→ Exercise prompt
Once the pictures are set aside, transcribe the remaining data exactly.

→ Records for the exercise
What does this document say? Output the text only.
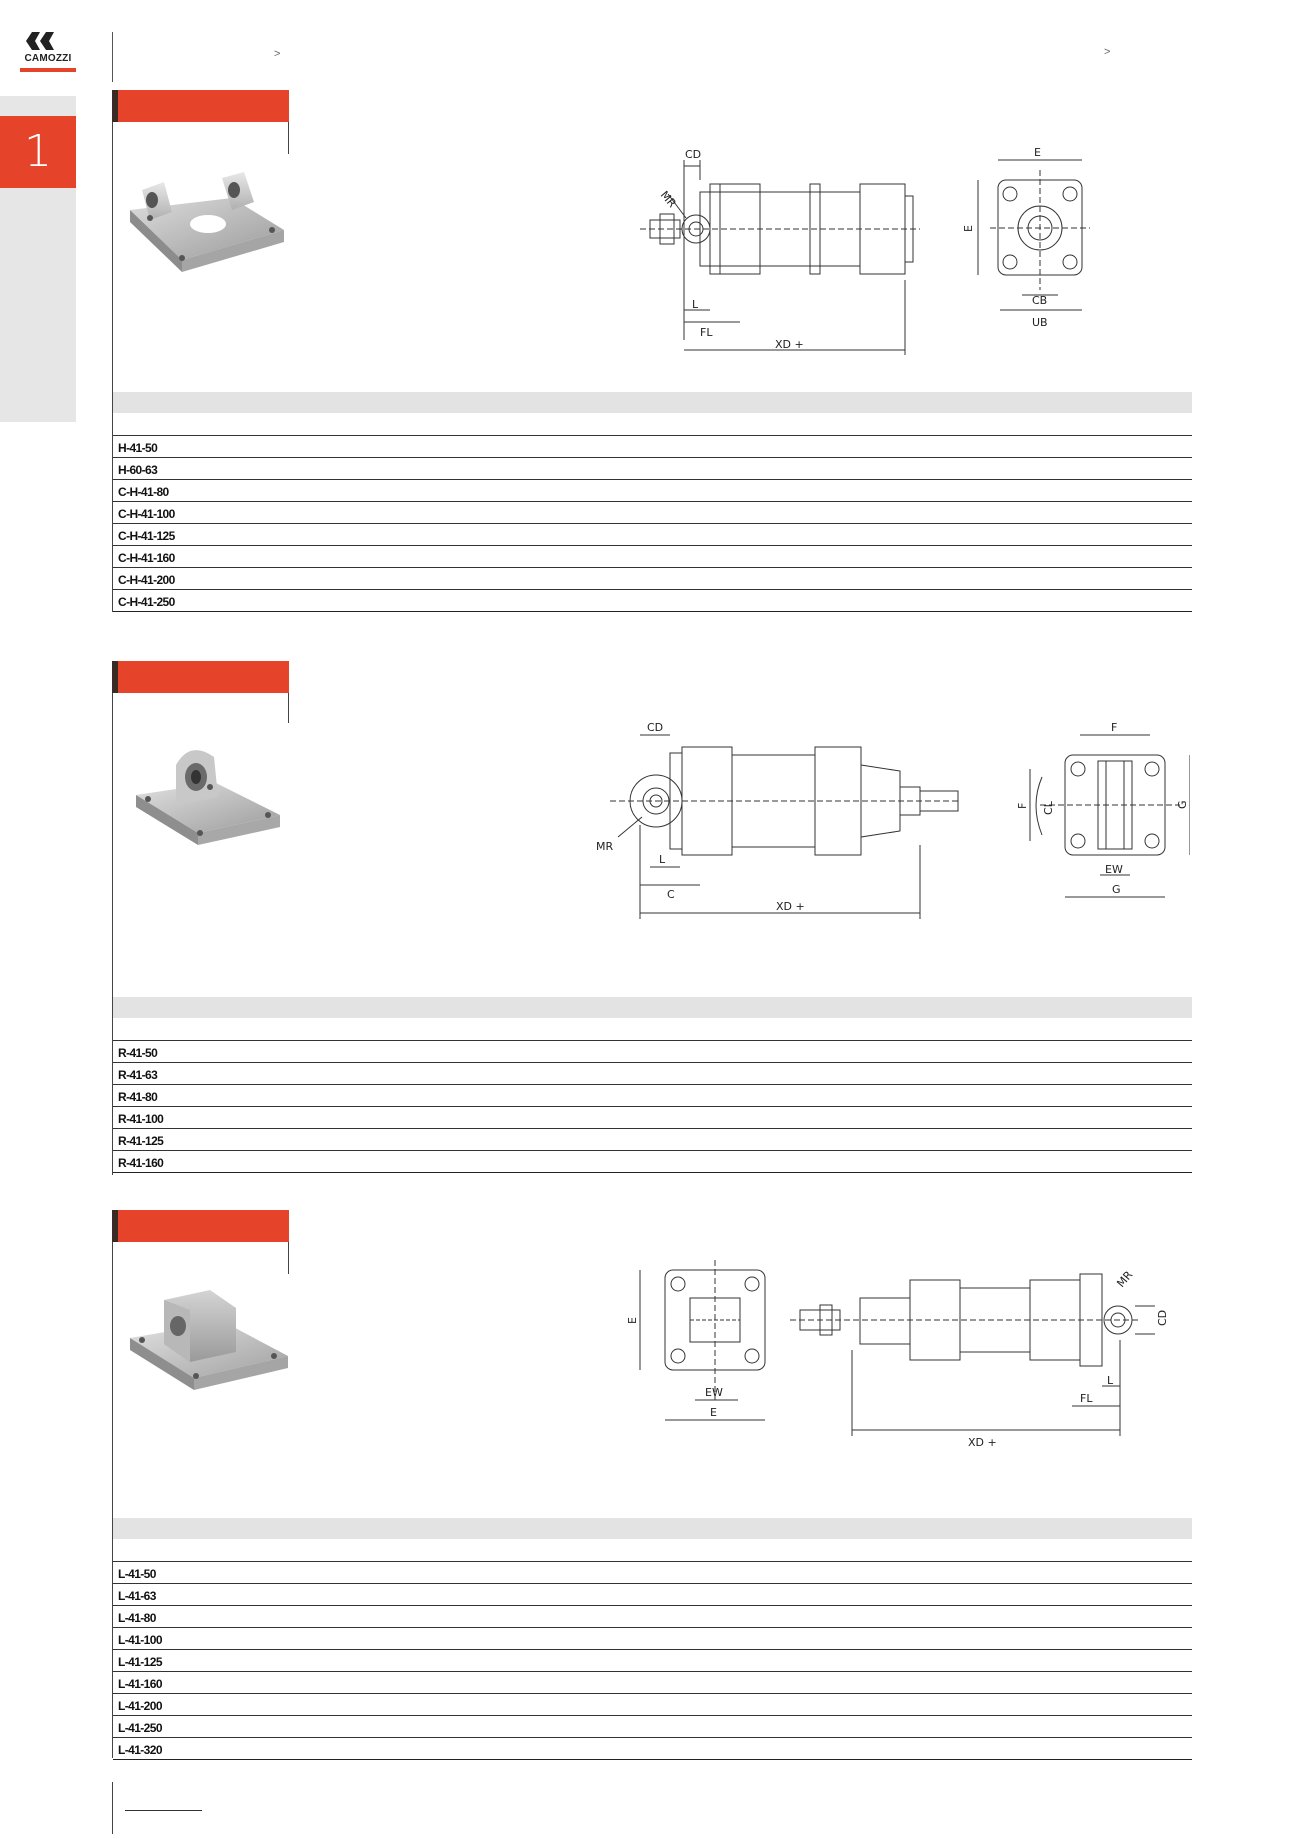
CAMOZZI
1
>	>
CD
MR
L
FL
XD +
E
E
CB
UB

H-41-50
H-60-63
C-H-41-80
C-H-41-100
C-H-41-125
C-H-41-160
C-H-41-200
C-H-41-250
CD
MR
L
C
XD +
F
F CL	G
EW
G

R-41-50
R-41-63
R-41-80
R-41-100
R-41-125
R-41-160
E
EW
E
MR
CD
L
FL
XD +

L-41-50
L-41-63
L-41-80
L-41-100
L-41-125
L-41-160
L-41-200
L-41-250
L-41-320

→ Result of this exercise
What does this document say? Output the text only.
CAMOZZI
1
>	>
CD
MR
L
FL
XD +
E
E
CB
UB

H-41-50
H-60-63
C-H-41-80
C-H-41-100
C-H-41-125
C-H-41-160
C-H-41-200
C-H-41-250
CD
MR
L
C
XD +
F
F CL	G
EW
G

R-41-50
R-41-63
R-41-80
R-41-100
R-41-125
R-41-160
E
EW
E
MR
CD
L
FL
XD +

L-41-50
L-41-63
L-41-80
L-41-100
L-41-125
L-41-160
L-41-200
L-41-250
L-41-320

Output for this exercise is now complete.